Direction>
How many lines in the records below contain the word "them"? Answer with the number alone.

───── Dataset entries ─────

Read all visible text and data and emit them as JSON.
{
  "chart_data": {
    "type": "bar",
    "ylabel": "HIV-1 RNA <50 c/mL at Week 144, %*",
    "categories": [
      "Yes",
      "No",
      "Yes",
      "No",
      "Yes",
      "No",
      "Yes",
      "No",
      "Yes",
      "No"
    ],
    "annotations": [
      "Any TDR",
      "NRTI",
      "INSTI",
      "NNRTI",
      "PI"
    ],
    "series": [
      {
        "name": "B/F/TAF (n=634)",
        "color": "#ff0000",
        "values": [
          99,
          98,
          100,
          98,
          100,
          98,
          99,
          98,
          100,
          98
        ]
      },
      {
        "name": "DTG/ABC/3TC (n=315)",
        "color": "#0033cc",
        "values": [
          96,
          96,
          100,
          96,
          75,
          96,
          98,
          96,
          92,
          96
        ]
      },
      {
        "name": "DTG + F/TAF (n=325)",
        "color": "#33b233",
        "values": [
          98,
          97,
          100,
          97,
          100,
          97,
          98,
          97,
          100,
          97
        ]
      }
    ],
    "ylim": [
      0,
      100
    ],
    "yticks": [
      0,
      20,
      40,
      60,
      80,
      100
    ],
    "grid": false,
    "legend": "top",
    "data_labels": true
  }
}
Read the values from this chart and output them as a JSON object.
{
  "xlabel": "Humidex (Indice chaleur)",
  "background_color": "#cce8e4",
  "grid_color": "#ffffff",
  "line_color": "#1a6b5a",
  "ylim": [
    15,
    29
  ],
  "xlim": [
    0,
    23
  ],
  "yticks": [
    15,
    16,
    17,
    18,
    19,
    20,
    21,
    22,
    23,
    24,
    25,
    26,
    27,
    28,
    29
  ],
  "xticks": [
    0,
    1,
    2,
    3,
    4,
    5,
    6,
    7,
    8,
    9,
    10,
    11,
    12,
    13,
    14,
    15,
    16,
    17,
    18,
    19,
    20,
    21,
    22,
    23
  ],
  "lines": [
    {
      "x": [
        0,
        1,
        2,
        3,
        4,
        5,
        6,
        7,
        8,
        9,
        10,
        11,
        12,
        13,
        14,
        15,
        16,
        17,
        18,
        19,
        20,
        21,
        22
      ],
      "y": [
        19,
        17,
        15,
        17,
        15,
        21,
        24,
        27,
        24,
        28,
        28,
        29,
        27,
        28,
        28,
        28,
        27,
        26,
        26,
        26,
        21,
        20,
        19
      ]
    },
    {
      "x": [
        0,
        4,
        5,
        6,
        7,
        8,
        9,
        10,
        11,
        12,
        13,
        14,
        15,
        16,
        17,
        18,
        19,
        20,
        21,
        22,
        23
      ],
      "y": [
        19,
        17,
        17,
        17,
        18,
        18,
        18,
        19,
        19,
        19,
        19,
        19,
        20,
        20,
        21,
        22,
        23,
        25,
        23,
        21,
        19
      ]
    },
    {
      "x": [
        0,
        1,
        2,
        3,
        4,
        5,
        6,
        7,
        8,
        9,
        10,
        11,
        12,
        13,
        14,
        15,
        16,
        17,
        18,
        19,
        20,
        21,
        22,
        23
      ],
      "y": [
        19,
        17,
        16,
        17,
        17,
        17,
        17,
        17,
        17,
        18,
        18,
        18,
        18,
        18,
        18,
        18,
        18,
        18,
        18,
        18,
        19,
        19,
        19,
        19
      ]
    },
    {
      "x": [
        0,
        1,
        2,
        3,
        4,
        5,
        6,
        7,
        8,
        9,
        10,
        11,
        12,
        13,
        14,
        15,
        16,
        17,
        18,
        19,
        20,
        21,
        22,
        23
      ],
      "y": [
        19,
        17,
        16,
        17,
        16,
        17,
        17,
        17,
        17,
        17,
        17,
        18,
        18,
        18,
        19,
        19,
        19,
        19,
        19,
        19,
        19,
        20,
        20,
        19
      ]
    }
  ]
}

─────

Written response>
2